> _Written instruction_
Transcribe the whole listing below without changing a word, but leave out every image.

** Start of Material for this task **

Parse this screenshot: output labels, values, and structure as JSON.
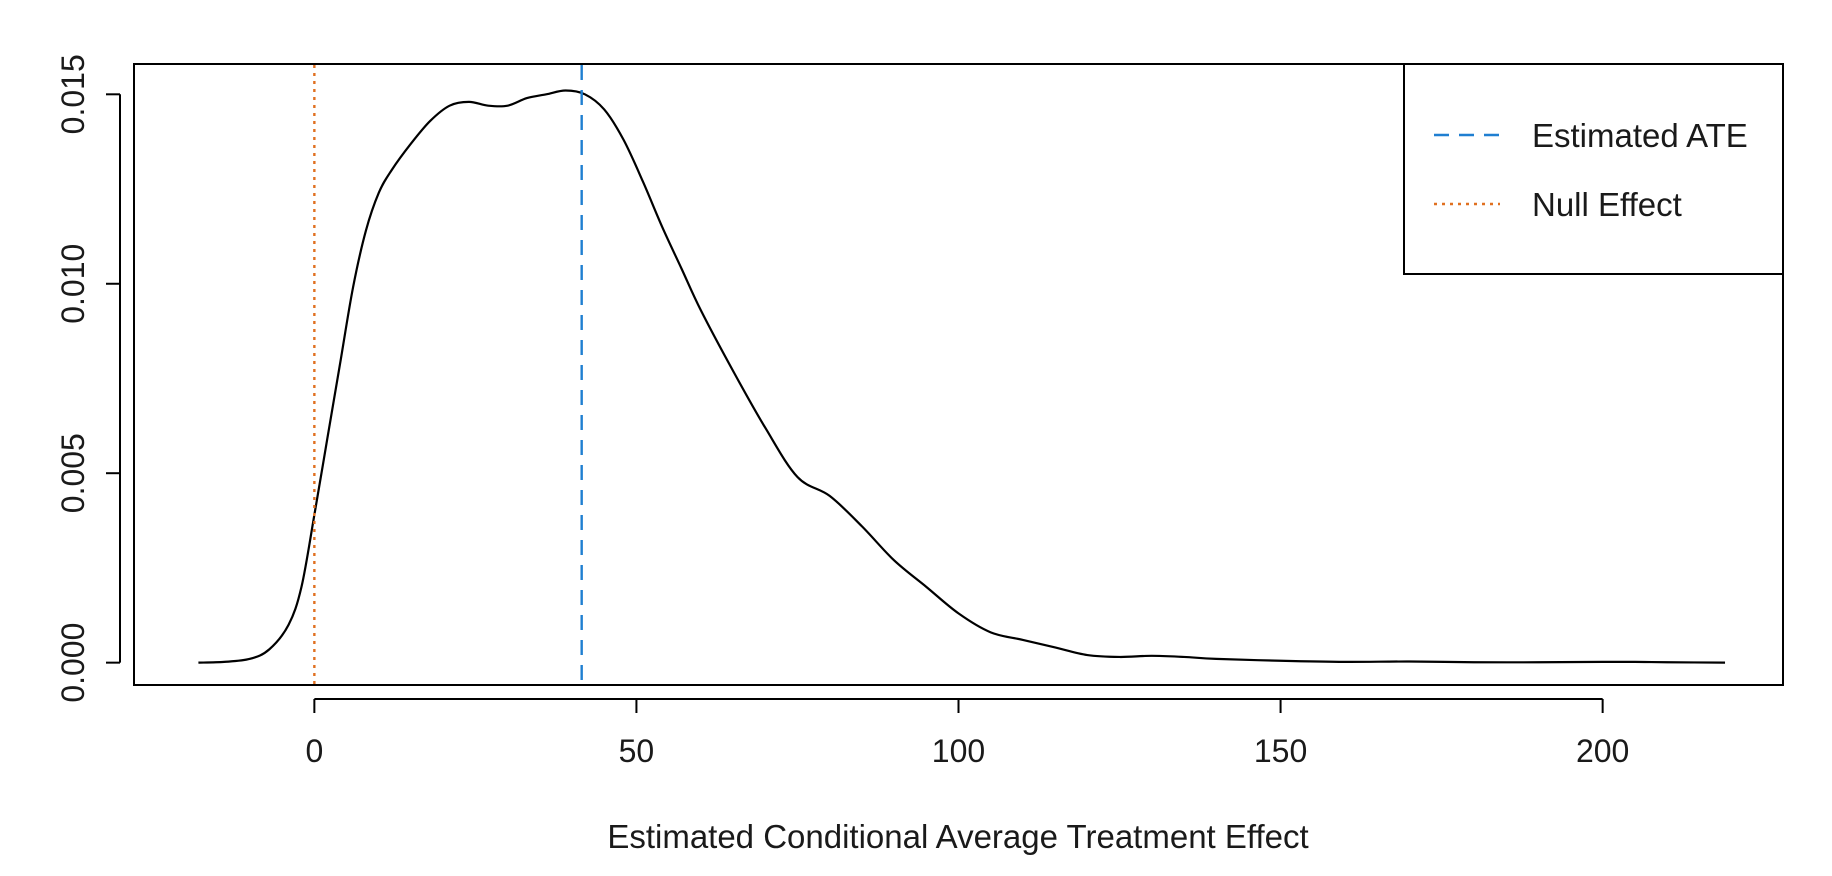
{
  "chart_data": {
    "type": "line",
    "title": "",
    "xlabel": "Estimated Conditional Average Treatment Effect",
    "ylabel": "",
    "xlim": [
      -28,
      228
    ],
    "ylim": [
      -0.00059,
      0.0158
    ],
    "x_ticks": [
      {
        "value": 0,
        "label": "0"
      },
      {
        "value": 50,
        "label": "50"
      },
      {
        "value": 100,
        "label": "100"
      },
      {
        "value": 150,
        "label": "150"
      },
      {
        "value": 200,
        "label": "200"
      }
    ],
    "y_ticks": [
      {
        "value": 0.0,
        "label": "0.000"
      },
      {
        "value": 0.005,
        "label": "0.005"
      },
      {
        "value": 0.01,
        "label": "0.010"
      },
      {
        "value": 0.015,
        "label": "0.015"
      }
    ],
    "density": {
      "x": [
        -18,
        -14,
        -10,
        -7,
        -4,
        -2,
        0,
        2,
        4,
        6,
        8,
        10,
        12,
        15,
        18,
        21,
        24,
        27,
        30,
        33,
        36,
        39,
        42,
        45,
        48,
        51,
        54,
        57,
        60,
        65,
        70,
        75,
        80,
        85,
        90,
        95,
        100,
        105,
        110,
        115,
        120,
        125,
        130,
        135,
        140,
        150,
        160,
        170,
        180,
        190,
        200,
        205,
        210,
        219
      ],
      "y": [
        0.0,
        2e-05,
        0.0001,
        0.00035,
        0.001,
        0.002,
        0.0039,
        0.0059,
        0.0079,
        0.0099,
        0.0114,
        0.0124,
        0.013,
        0.0137,
        0.0143,
        0.0147,
        0.0148,
        0.0147,
        0.0147,
        0.0149,
        0.015,
        0.0151,
        0.015,
        0.0146,
        0.0138,
        0.0127,
        0.0115,
        0.0104,
        0.0093,
        0.0077,
        0.0062,
        0.0049,
        0.0044,
        0.0036,
        0.0027,
        0.002,
        0.0013,
        0.0008,
        0.0006,
        0.0004,
        0.0002,
        0.00015,
        0.00018,
        0.00015,
        0.0001,
        5e-05,
        2e-05,
        3e-05,
        1e-05,
        1e-05,
        2e-05,
        2e-05,
        1e-05,
        0.0
      ],
      "color": "#000000"
    },
    "reference_lines": [
      {
        "name": "Estimated ATE",
        "x": 41.5,
        "color": "#1f7fd1",
        "style": "dashed"
      },
      {
        "name": "Null Effect",
        "x": 0,
        "color": "#e07020",
        "style": "dotted"
      }
    ],
    "legend": {
      "position": "top-right",
      "entries": [
        {
          "label": "Estimated ATE",
          "color": "#1f7fd1",
          "style": "dashed"
        },
        {
          "label": "Null Effect",
          "color": "#e07020",
          "style": "dotted"
        }
      ]
    },
    "grid": false
  }
}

** End of Material for this task **

> _Result of this task_
Parse this screenshot: output labels, values, and structure as JSON.
{
  "chart_data": {
    "type": "line",
    "title": "",
    "xlabel": "Estimated Conditional Average Treatment Effect",
    "ylabel": "",
    "xlim": [
      -28,
      228
    ],
    "ylim": [
      -0.00059,
      0.0158
    ],
    "x_ticks": [
      {
        "value": 0,
        "label": "0"
      },
      {
        "value": 50,
        "label": "50"
      },
      {
        "value": 100,
        "label": "100"
      },
      {
        "value": 150,
        "label": "150"
      },
      {
        "value": 200,
        "label": "200"
      }
    ],
    "y_ticks": [
      {
        "value": 0.0,
        "label": "0.000"
      },
      {
        "value": 0.005,
        "label": "0.005"
      },
      {
        "value": 0.01,
        "label": "0.010"
      },
      {
        "value": 0.015,
        "label": "0.015"
      }
    ],
    "density": {
      "x": [
        -18,
        -14,
        -10,
        -7,
        -4,
        -2,
        0,
        2,
        4,
        6,
        8,
        10,
        12,
        15,
        18,
        21,
        24,
        27,
        30,
        33,
        36,
        39,
        42,
        45,
        48,
        51,
        54,
        57,
        60,
        65,
        70,
        75,
        80,
        85,
        90,
        95,
        100,
        105,
        110,
        115,
        120,
        125,
        130,
        135,
        140,
        150,
        160,
        170,
        180,
        190,
        200,
        205,
        210,
        219
      ],
      "y": [
        0.0,
        2e-05,
        0.0001,
        0.00035,
        0.001,
        0.002,
        0.0039,
        0.0059,
        0.0079,
        0.0099,
        0.0114,
        0.0124,
        0.013,
        0.0137,
        0.0143,
        0.0147,
        0.0148,
        0.0147,
        0.0147,
        0.0149,
        0.015,
        0.0151,
        0.015,
        0.0146,
        0.0138,
        0.0127,
        0.0115,
        0.0104,
        0.0093,
        0.0077,
        0.0062,
        0.0049,
        0.0044,
        0.0036,
        0.0027,
        0.002,
        0.0013,
        0.0008,
        0.0006,
        0.0004,
        0.0002,
        0.00015,
        0.00018,
        0.00015,
        0.0001,
        5e-05,
        2e-05,
        3e-05,
        1e-05,
        1e-05,
        2e-05,
        2e-05,
        1e-05,
        0.0
      ],
      "color": "#000000"
    },
    "reference_lines": [
      {
        "name": "Estimated ATE",
        "x": 41.5,
        "color": "#1f7fd1",
        "style": "dashed"
      },
      {
        "name": "Null Effect",
        "x": 0,
        "color": "#e07020",
        "style": "dotted"
      }
    ],
    "legend": {
      "position": "top-right",
      "entries": [
        {
          "label": "Estimated ATE",
          "color": "#1f7fd1",
          "style": "dashed"
        },
        {
          "label": "Null Effect",
          "color": "#e07020",
          "style": "dotted"
        }
      ]
    },
    "grid": false
  }
}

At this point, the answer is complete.